- [The records]
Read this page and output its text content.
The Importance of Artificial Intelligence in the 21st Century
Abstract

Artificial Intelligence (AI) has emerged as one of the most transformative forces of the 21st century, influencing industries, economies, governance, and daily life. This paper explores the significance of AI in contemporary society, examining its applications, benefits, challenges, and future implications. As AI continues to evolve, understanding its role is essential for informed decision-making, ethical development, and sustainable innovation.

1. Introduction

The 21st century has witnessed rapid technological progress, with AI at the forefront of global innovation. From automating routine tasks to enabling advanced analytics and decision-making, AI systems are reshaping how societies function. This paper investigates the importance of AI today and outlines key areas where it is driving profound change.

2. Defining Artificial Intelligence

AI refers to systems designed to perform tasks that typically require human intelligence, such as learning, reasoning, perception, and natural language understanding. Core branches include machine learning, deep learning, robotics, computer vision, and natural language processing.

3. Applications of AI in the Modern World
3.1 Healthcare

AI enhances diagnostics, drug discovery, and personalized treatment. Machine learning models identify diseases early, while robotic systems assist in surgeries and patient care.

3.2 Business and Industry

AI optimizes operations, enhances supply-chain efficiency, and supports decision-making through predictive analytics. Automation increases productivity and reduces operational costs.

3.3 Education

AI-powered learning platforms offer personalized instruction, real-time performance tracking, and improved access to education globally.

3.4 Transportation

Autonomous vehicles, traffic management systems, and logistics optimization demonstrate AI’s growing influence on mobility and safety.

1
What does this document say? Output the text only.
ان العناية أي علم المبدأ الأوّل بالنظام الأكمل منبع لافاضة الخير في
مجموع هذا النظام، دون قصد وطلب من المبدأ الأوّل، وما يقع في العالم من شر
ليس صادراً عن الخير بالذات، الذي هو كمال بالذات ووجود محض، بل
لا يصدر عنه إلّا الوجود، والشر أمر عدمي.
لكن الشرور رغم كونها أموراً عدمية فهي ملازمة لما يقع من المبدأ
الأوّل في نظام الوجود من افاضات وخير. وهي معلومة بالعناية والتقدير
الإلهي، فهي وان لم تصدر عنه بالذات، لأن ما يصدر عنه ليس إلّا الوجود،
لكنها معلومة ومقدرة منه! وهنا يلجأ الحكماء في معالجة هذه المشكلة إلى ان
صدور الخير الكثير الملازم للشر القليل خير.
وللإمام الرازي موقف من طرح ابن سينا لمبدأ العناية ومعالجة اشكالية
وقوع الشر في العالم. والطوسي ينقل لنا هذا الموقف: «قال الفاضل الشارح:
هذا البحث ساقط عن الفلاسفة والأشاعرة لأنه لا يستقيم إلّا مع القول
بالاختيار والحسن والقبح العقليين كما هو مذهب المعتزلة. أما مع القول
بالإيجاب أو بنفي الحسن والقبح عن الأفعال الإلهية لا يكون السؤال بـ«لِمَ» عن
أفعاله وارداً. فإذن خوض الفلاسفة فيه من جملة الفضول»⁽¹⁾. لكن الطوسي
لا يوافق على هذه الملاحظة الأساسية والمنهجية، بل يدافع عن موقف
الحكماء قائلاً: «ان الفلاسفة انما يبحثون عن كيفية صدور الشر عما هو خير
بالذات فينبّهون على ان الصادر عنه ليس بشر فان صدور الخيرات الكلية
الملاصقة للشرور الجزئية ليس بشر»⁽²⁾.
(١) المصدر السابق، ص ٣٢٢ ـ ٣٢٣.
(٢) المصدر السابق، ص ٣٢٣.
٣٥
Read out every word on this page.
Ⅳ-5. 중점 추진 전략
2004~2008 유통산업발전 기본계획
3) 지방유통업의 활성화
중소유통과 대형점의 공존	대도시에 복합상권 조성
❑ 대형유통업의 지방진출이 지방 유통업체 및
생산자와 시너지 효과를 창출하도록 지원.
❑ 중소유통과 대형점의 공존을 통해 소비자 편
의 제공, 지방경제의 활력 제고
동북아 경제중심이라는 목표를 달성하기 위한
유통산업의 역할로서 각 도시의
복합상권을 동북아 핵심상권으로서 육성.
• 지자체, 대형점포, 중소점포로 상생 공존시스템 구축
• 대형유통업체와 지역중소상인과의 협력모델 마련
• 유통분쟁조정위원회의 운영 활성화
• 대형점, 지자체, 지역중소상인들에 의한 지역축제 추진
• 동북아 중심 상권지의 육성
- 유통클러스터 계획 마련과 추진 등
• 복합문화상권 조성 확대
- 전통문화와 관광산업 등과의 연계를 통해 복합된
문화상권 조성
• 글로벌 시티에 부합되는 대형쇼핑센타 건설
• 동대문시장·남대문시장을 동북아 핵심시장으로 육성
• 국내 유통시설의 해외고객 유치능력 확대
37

- [Goal] In the entries above, find each line with the word "والقبح" and copy it.

- [Final result]
بالاختيار والحسن والقبح العقليين كما هو مذهب المعتزلة. أما مع القول
بالإيجاب أو بنفي الحسن والقبح عن الأفعال الإلهية لا يكون السؤال بـ«لِمَ» عن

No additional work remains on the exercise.